Stored data -
****************************************
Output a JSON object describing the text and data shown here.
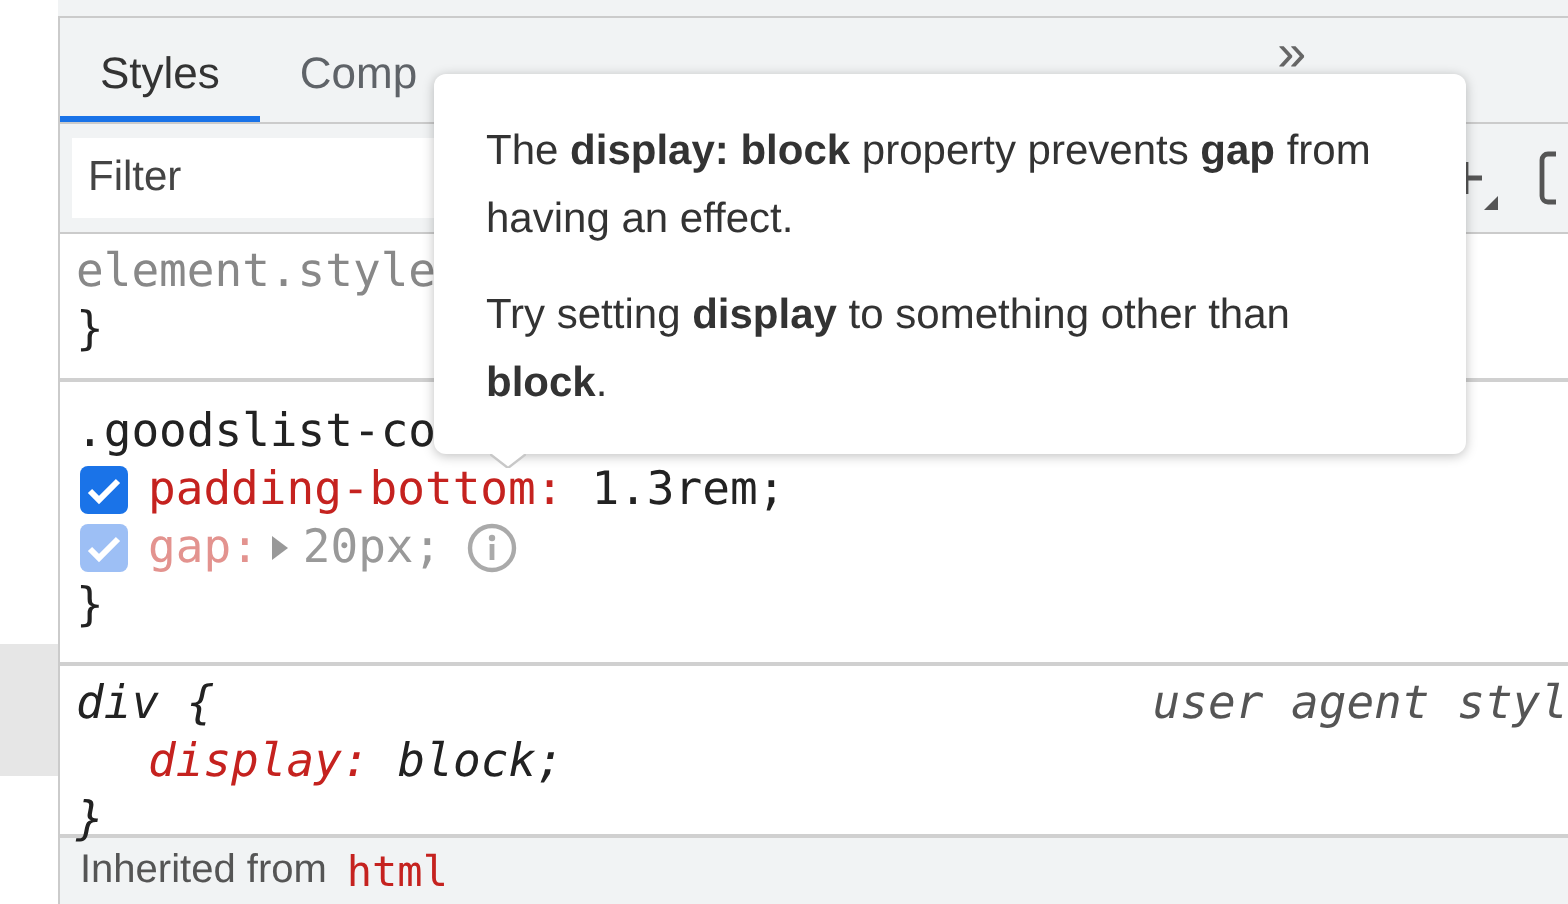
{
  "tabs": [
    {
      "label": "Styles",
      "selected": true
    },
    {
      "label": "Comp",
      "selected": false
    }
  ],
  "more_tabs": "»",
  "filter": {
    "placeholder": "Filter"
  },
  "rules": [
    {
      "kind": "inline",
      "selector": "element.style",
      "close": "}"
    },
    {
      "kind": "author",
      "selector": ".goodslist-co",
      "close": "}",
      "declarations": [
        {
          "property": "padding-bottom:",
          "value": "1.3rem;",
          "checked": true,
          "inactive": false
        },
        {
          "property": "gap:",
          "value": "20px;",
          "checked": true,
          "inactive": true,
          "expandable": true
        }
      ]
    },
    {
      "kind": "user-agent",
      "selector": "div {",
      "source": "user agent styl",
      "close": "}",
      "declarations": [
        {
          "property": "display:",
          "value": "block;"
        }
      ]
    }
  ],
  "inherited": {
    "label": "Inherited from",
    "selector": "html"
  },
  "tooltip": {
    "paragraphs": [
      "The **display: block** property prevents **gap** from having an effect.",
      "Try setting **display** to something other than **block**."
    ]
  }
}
****************************************
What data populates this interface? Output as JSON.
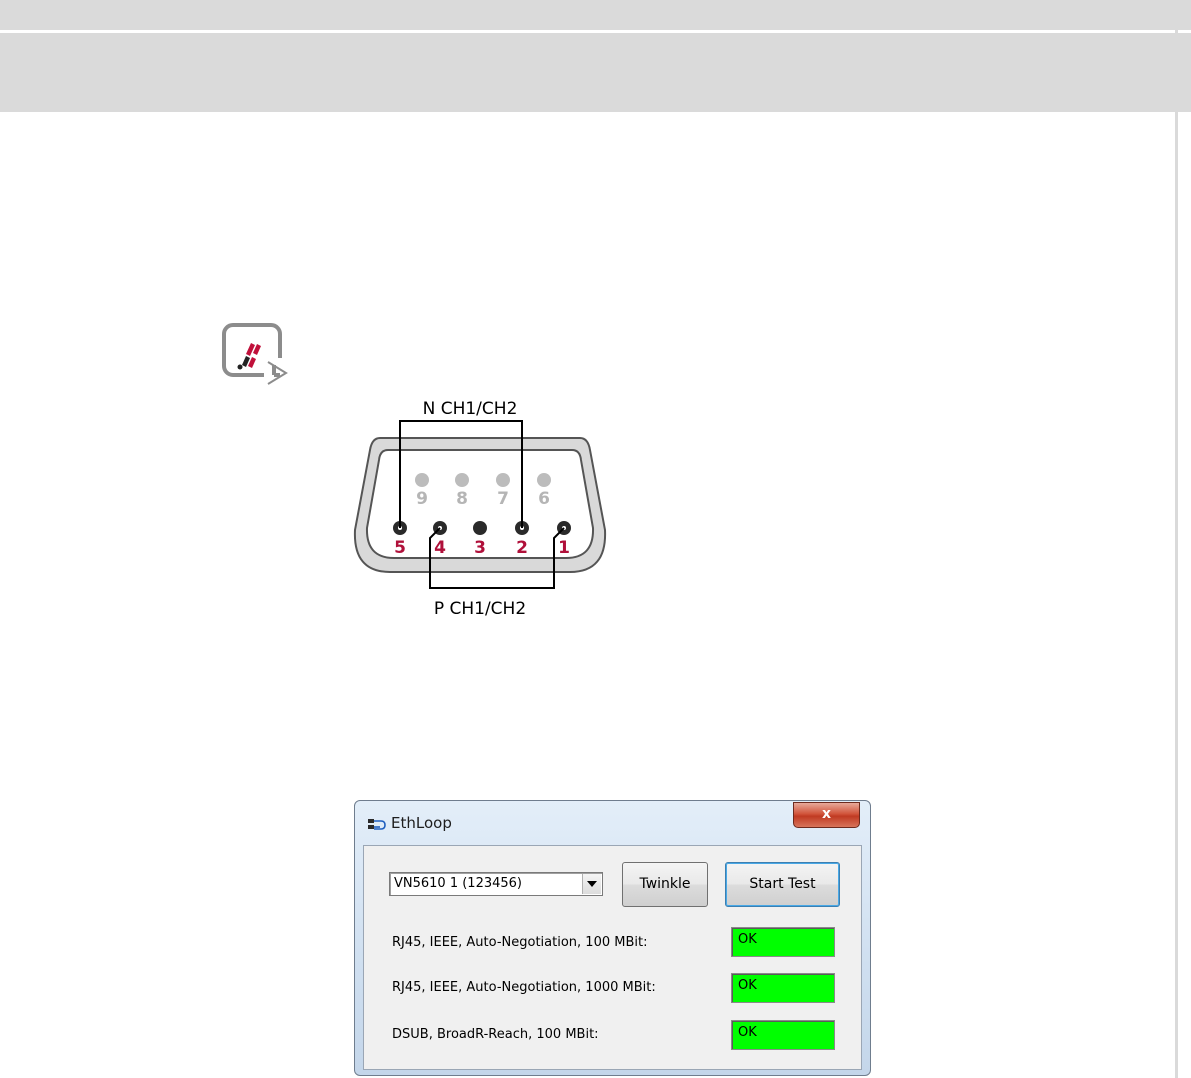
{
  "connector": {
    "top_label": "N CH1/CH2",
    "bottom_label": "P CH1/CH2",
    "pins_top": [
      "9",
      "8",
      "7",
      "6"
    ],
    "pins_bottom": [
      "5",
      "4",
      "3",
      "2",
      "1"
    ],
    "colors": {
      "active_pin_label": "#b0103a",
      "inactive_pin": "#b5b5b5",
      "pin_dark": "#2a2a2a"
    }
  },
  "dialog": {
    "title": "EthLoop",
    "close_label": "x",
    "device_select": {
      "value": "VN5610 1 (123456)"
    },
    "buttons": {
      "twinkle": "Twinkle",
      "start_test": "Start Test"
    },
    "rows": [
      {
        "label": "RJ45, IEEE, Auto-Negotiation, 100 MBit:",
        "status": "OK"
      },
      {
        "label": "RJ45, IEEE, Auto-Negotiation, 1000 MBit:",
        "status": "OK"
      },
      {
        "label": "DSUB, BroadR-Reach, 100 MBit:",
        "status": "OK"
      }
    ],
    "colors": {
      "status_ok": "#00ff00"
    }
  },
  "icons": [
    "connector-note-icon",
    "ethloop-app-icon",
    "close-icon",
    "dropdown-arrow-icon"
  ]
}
****************************************
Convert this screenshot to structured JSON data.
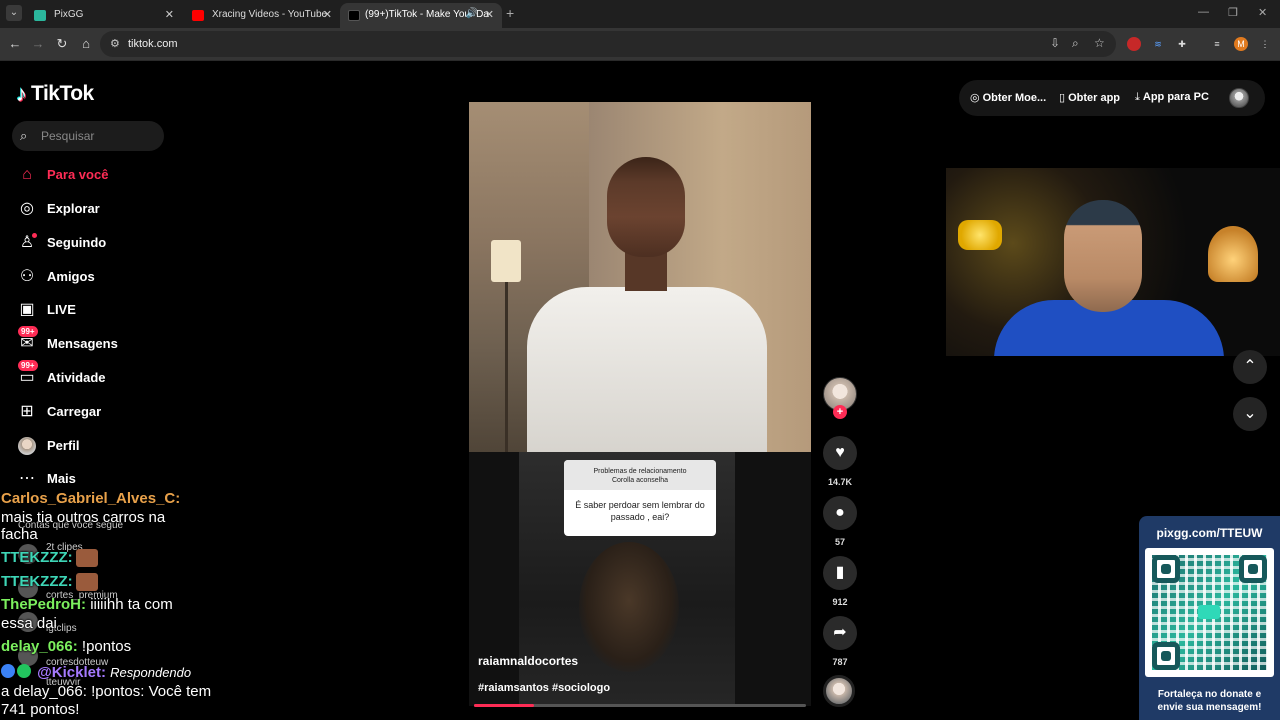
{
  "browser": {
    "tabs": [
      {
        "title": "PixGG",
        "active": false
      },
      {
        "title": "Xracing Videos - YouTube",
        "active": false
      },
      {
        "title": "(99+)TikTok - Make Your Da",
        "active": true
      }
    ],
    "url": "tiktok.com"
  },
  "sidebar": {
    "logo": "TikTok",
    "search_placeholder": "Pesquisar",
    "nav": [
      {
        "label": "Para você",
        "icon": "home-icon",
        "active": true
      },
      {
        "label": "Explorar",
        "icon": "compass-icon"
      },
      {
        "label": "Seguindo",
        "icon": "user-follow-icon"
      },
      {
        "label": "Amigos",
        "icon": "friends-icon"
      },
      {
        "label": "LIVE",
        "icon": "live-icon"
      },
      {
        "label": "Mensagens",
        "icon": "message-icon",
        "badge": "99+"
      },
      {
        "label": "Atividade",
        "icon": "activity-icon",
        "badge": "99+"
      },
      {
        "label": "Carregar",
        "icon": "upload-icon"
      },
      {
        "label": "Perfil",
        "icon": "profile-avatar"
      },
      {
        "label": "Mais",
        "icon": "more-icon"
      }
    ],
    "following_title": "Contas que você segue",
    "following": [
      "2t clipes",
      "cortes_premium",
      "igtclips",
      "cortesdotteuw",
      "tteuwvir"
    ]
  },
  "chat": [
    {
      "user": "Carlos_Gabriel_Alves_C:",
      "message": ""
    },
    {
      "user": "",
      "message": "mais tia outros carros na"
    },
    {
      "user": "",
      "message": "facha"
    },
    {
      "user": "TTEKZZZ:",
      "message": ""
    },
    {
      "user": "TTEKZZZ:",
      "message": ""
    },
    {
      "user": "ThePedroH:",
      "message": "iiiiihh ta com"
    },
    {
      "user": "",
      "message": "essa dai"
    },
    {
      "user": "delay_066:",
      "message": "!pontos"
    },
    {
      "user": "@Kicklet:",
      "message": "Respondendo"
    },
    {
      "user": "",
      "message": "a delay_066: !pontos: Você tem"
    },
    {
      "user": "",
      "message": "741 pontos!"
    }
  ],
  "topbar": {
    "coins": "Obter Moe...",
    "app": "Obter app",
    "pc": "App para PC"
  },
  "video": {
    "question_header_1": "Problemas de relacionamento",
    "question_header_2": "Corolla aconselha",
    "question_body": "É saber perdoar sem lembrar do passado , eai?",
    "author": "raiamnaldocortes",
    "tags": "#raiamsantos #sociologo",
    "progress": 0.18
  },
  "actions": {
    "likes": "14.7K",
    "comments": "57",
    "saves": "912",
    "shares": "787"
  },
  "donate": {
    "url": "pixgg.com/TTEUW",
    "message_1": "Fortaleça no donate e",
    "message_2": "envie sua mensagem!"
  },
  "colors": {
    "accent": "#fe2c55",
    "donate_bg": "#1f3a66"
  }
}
****************************************
Select and copy every line from the records that includes the word "selector".

      "selector": "element.style",
      "selector": ".goodslist-co",
      "selector": "div {",
    "selector": "html"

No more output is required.